_What to do_
Select every line holding the word "different" and copy it.

------------------------------------------------

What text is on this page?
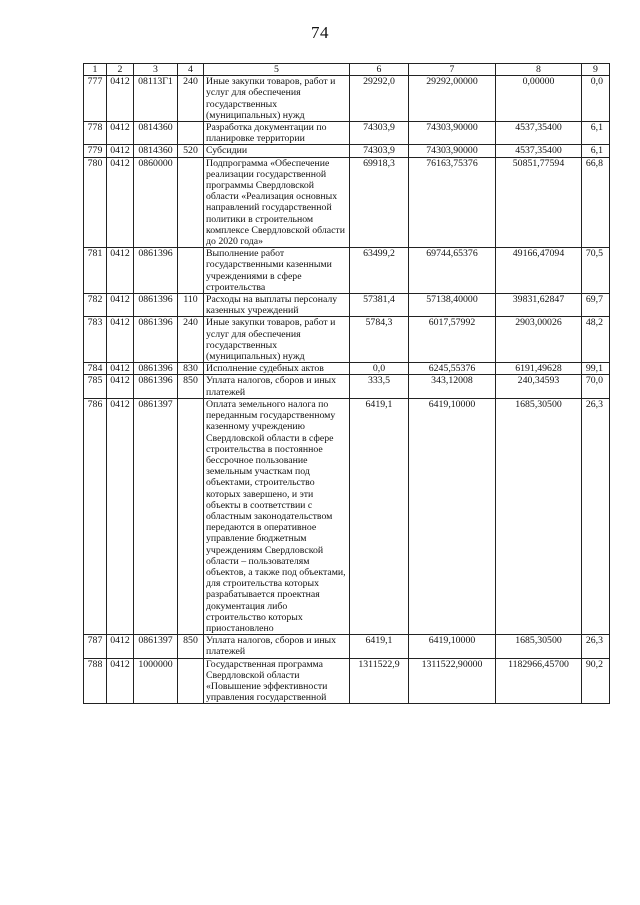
74
1	2	3	4	5	6	7	8	9
777	0412	08113Г1	240	Иные закупки товаров, работ и услуг для обеспечения государственных (муниципальных) нужд	29292,0	29292,00000	0,00000	0,0
778	0412	0814360		Разработка документации по планировке территории	74303,9	74303,90000	4537,35400	6,1
779	0412	0814360	520	Субсидии	74303,9	74303,90000	4537,35400	6,1
780	0412	0860000		Подпрограмма «Обеспечение реализации государственной программы Свердловской области «Реализация основных направлений государственной политики в строительном комплексе Свердловской области до 2020 года»	69918,3	76163,75376	50851,77594	66,8
781	0412	0861396		Выполнение работ государственными казенными учреждениями в сфере строительства	63499,2	69744,65376	49166,47094	70,5
782	0412	0861396	110	Расходы на выплаты персоналу казенных учреждений	57381,4	57138,40000	39831,62847	69,7
783	0412	0861396	240	Иные закупки товаров, работ и услуг для обеспечения государственных (муниципальных) нужд	5784,3	6017,57992	2903,00026	48,2
784	0412	0861396	830	Исполнение судебных актов	0,0	6245,55376	6191,49628	99,1
785	0412	0861396	850	Уплата налогов, сборов и иных платежей	333,5	343,12008	240,34593	70,0
786	0412	0861397		Оплата земельного налога по переданным государственному казенному учреждению Свердловской области в сфере строительства в постоянное бессрочное пользование земельным участкам под объектами, строительство которых завершено, и эти объекты в соответствии с областным законодательством передаются в оперативное управление бюджетным учреждениям Свердловской области – пользователям объектов, а также под объектами, для строительства которых разрабатывается проектная документация либо строительство которых приостановлено	6419,1	6419,10000	1685,30500	26,3
787	0412	0861397	850	Уплата налогов, сборов и иных платежей	6419,1	6419,10000	1685,30500	26,3
788	0412	1000000		Государственная программа Свердловской области «Повышение эффективности управления государственной	1311522,9	1311522,90000	1182966,45700	90,2
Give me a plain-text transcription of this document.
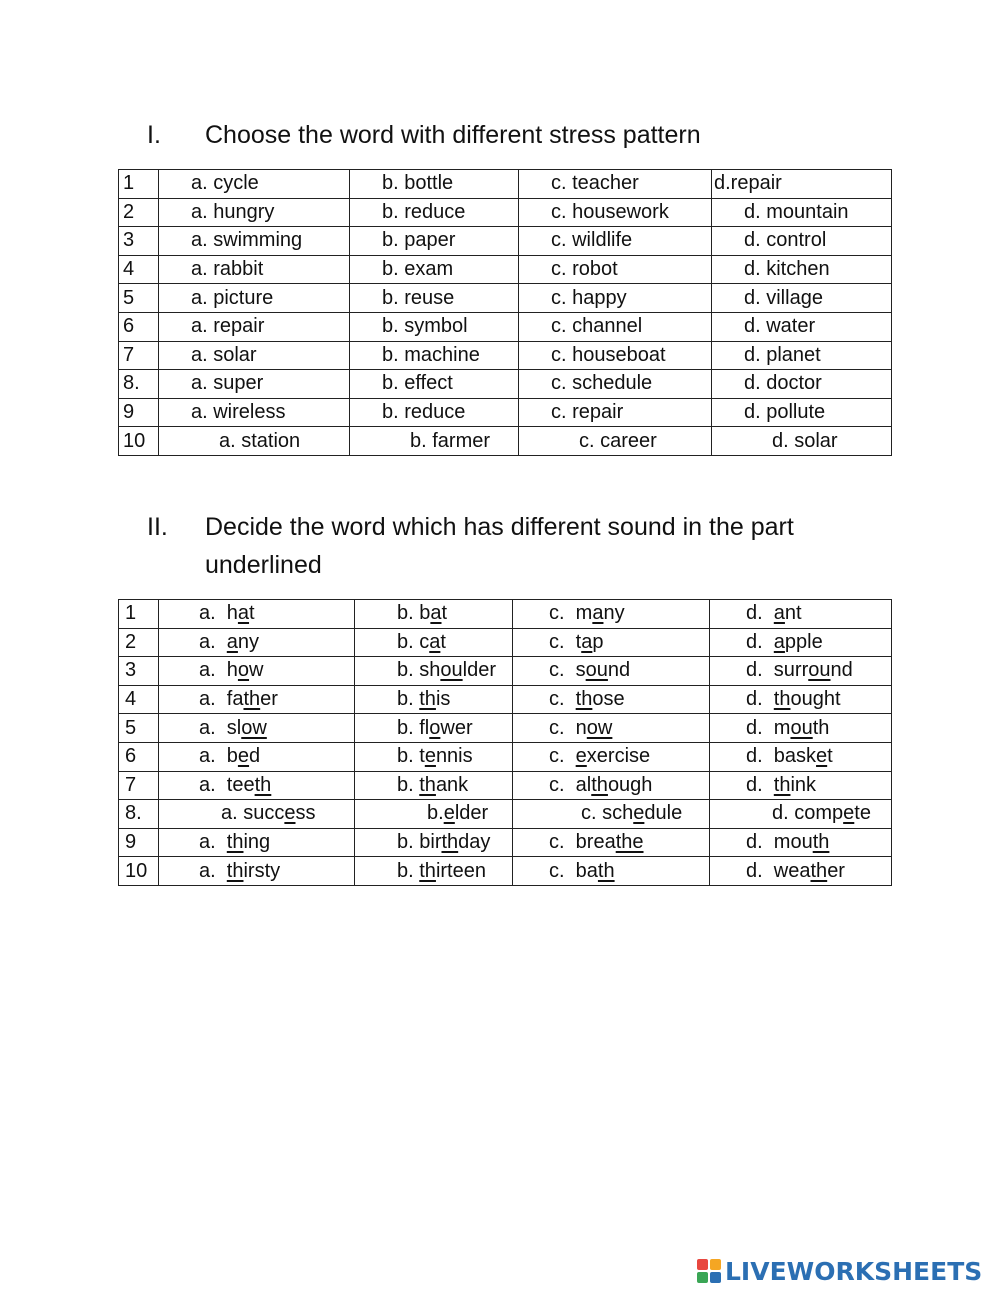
I. Choose the word with different stress pattern
1	a. cycle	b. bottle	c. teacher	d.repair
2	a. hungry	b. reduce	c. housework	d. mountain
3	a. swimming	b. paper	c. wildlife	d. control
4	a. rabbit	b. exam	c. robot	d. kitchen
5	a. picture	b. reuse	c. happy	d. village
6	a. repair	b. symbol	c. channel	d. water
7	a. solar	b. machine	c. houseboat	d. planet
8.	a. super	b. effect	c. schedule	d. doctor
9	a. wireless	b. reduce	c. repair	d. pollute
10	a. station	b. farmer	c. career	d. solar
II. Decide the word which has different sound in the part underlined
1	a.  hat	b. bat	c.  many	d.  ant
2	a.  any	b. cat	c.  tap	d.  apple
3	a.  how	b. shoulder	c.  sound	d.  surround
4	a.  father	b. this	c.  those	d.  thought
5	a.  slow	b. flower	c.  now	d.  mouth
6	a.  bed	b. tennis	c.  exercise	d.  basket
7	a.  teeth	b. thank	c.  although	d.  think
8.	a. success	b.elder	c. schedule	d. compete
9	a.  thing	b. birthday	c.  breathe	d.  mouth
10	a.  thirsty	b. thirteen	c.  bath	d.  weather
LIVEWORKSHEETS
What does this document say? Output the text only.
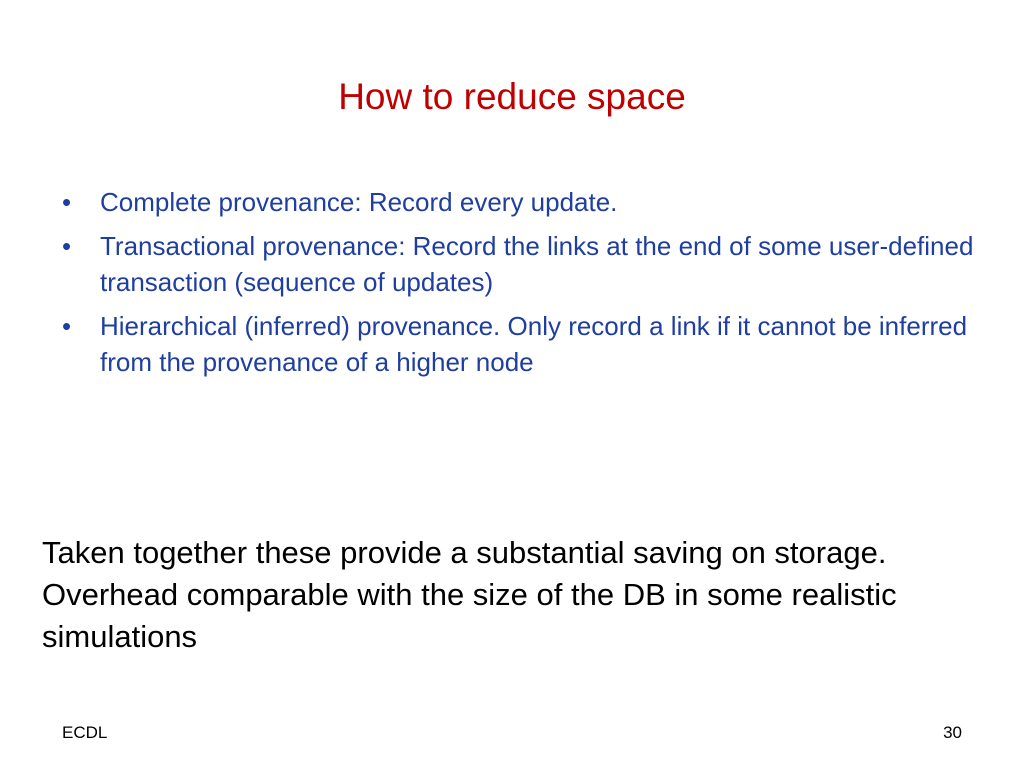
How to reduce space
• Complete provenance: Record every update.
• Transactional provenance: Record the links at the end of some user-defined transaction (sequence of updates)
• Hierarchical (inferred) provenance. Only record a link if it cannot be inferred from the provenance of a higher node
Taken together these provide a substantial saving on storage. Overhead comparable with the size of the DB in some realistic simulations
ECDL	30
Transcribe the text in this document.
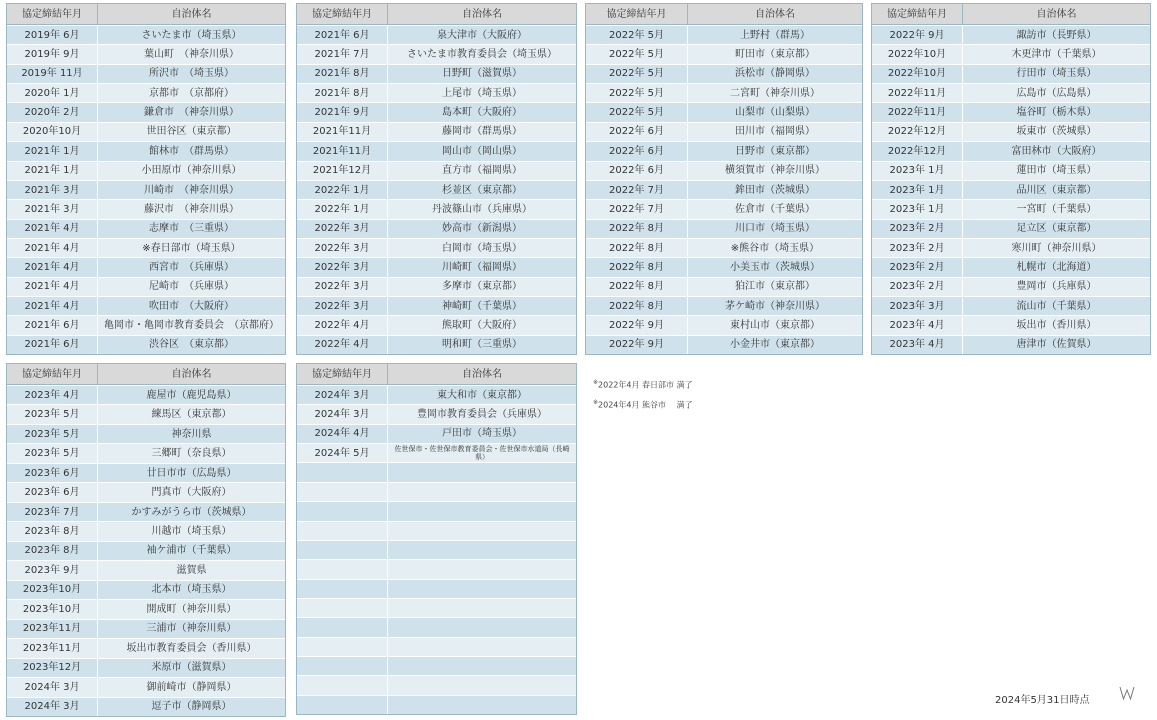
協定締結年月	自治体名
2019年 6月	さいたま市（埼玉県）
2019年 9月	葉山町　（神奈川県）
2019年 11月	所沢市　（埼玉県）
2020年 1月	京都市　（京都府）
2020年 2月	鎌倉市　（神奈川県）
2020年10月	世田谷区（東京都）
2021年 1月	館林市　（群馬県）
2021年 1月	小田原市（神奈川県）
2021年 3月	川崎市　（神奈川県）
2021年 3月	藤沢市　（神奈川県）
2021年 4月	志摩市　（三重県）
2021年 4月	※春日部市（埼玉県）
2021年 4月	西宮市　（兵庫県）
2021年 4月	尼崎市　（兵庫県）
2021年 4月	吹田市　（大阪府）
2021年 6月	亀岡市・亀岡市教育委員会　（京都府）
2021年 6月	渋谷区　（東京都）
協定締結年月	自治体名
2021年 6月	泉大津市（大阪府）
2021年 7月	さいたま市教育委員会（埼玉県）
2021年 8月	日野町（滋賀県）
2021年 8月	上尾市（埼玉県）
2021年 9月	島本町（大阪府）
2021年11月	藤岡市（群馬県）
2021年11月	岡山市（岡山県）
2021年12月	直方市（福岡県）
2022年 1月	杉並区（東京都）
2022年 1月	丹波篠山市（兵庫県）
2022年 3月	妙高市（新潟県）
2022年 3月	白岡市（埼玉県）
2022年 3月	川崎町（福岡県）
2022年 3月	多摩市（東京都）
2022年 3月	神崎町（千葉県）
2022年 4月	熊取町（大阪府）
2022年 4月	明和町（三重県）
協定締結年月	自治体名
2022年 5月	上野村（群馬）
2022年 5月	町田市（東京都）
2022年 5月	浜松市（静岡県）
2022年 5月	二宮町（神奈川県）
2022年 5月	山梨市（山梨県）
2022年 6月	田川市（福岡県）
2022年 6月	日野市（東京都）
2022年 6月	横須賀市（神奈川県）
2022年 7月	鉾田市（茨城県）
2022年 7月	佐倉市（千葉県）
2022年 8月	川口市（埼玉県）
2022年 8月	※熊谷市（埼玉県）
2022年 8月	小美玉市（茨城県）
2022年 8月	狛江市（東京都）
2022年 8月	茅ケ崎市（神奈川県）
2022年 9月	東村山市（東京都）
2022年 9月	小金井市（東京都）
協定締結年月	自治体名
2022年 9月	諏訪市（長野県）
2022年10月	木更津市（千葉県）
2022年10月	行田市（埼玉県）
2022年11月	広島市（広島県）
2022年11月	塩谷町（栃木県）
2022年12月	坂東市（茨城県）
2022年12月	富田林市（大阪府）
2023年 1月	蓮田市（埼玉県）
2023年 1月	品川区（東京都）
2023年 1月	一宮町（千葉県）
2023年 2月	足立区（東京都）
2023年 2月	寒川町（神奈川県）
2023年 2月	札幌市（北海道）
2023年 2月	豊岡市（兵庫県）
2023年 3月	流山市（千葉県）
2023年 4月	坂出市（香川県）
2023年 4月	唐津市（佐賀県）
協定締結年月	自治体名
2023年 4月	鹿屋市（鹿児島県）
2023年 5月	練馬区（東京都）
2023年 5月	神奈川県
2023年 5月	三郷町（奈良県）
2023年 6月	廿日市市（広島県）
2023年 6月	門真市（大阪府）
2023年 7月	かすみがうら市（茨城県）
2023年 8月	川越市（埼玉県）
2023年 8月	袖ケ浦市（千葉県）
2023年 9月	滋賀県
2023年10月	北本市（埼玉県）
2023年10月	開成町（神奈川県）
2023年11月	三浦市（神奈川県）
2023年11月	坂出市教育委員会（香川県）
2023年12月	米原市（滋賀県）
2024年 3月	御前崎市（静岡県）
2024年 3月	逗子市（静岡県）
協定締結年月	自治体名
2024年 3月	東大和市（東京都）
2024年 3月	豊岡市教育委員会（兵庫県）
2024年 4月	戸田市（埼玉県）
2024年 5月	佐世保市・佐世保市教育委員会・佐世保市水道局（長崎県）
※2022年4月 春日部市 満了
※2024年4月 熊谷市　 満了
2024年5月31日時点
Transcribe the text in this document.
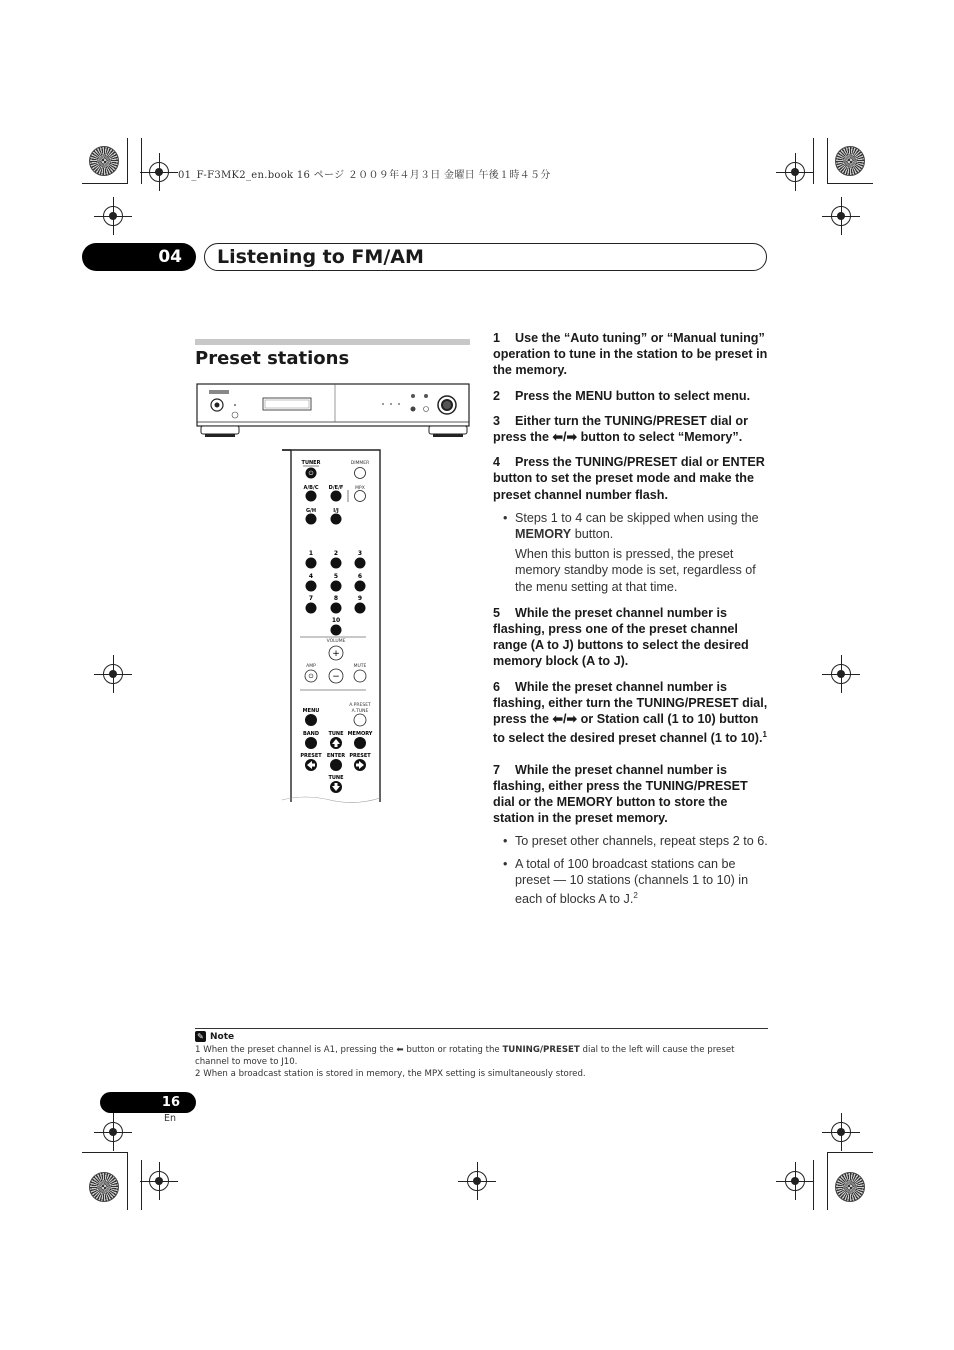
01_F-F3MK2_en.book 16 ページ ２００９年４月３日 金曜日 午後１時４５分
04	Listening to FM/AM
Preset stations
TUNER
⏻
DIMMER
A/B/C D/E/F	MPX
G/H	I/J
1	2	3
4	5	6
7	8	9
10
VOLUME
+
−
AMP
⏻
MUTE
A.PRESET
A.TUNE
MENU
BAND TUNE MEMORY
PRESET ENTER PRESET
TUNE
1 Use the “Auto tuning” or “Manual tuning” operation to tune in the station to be preset in the memory.
2 Press the MENU button to select menu.
3 Either turn the TUNING/PRESET dial or press the ⬅/➡ button to select “Memory”.
4 Press the TUNING/PRESET dial or ENTER button to set the preset mode and make the preset channel number flash.
• Steps 1 to 4 can be skipped when using the MEMORY button.
When this button is pressed, the preset memory standby mode is set, regardless of the menu setting at that time.
5 While the preset channel number is flashing, press one of the preset channel range (A to J) buttons to select the desired memory block (A to J).
6 While the preset channel number is flashing, either turn the TUNING/PRESET dial, press the ⬅/➡ or Station call (1 to 10) button to select the desired preset channel (1 to 10).$^1$
7 While the preset channel number is flashing, either press the TUNING/PRESET dial or the MEMORY button to store the station in the preset memory.
• To preset other channels, repeat steps 2 to 6.
• A total of 100 broadcast stations can be preset — 10 stations (channels 1 to 10) in each of blocks A to J.$^2$
✎ Note
1 When the preset channel is A1, pressing the ⬅ button or rotating the TUNING/PRESET dial to the left will cause the preset channel to move to J10.
2 When a broadcast station is stored in memory, the MPX setting is simultaneously stored.
16
En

------------------------------------------------

_Written solution_
I. Choose the word with different stress pattern
II. Decide the word which has different sound in the part underlined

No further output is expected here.